Stated task
Provide the count of lines that hold "poorest" and no other output.

Material supplied
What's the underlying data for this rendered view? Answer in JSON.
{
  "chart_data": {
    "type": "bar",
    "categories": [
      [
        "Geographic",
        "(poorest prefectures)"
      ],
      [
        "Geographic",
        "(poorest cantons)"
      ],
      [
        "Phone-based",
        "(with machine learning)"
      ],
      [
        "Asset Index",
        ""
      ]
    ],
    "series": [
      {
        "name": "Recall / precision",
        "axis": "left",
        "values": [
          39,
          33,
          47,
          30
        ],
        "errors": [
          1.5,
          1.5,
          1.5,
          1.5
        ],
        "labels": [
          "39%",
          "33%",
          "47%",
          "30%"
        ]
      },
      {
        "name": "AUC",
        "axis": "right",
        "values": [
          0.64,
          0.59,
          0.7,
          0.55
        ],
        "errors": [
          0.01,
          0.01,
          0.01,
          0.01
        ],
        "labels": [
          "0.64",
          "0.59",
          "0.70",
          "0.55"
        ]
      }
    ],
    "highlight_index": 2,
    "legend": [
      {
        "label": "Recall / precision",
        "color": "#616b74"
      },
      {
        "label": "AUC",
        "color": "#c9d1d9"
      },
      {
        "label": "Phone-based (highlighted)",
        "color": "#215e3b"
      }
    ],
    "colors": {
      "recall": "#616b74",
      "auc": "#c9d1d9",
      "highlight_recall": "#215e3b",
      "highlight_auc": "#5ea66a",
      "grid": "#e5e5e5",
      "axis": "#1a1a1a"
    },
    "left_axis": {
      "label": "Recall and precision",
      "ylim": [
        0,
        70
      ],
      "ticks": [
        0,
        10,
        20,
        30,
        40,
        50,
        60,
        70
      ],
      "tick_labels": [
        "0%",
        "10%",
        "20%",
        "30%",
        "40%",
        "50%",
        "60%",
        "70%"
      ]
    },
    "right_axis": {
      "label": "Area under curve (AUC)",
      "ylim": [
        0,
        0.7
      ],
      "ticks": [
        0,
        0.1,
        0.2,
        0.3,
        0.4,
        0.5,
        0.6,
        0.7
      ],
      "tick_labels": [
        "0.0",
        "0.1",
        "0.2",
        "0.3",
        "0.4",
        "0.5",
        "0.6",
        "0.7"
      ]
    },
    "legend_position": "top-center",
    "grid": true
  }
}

Task response
2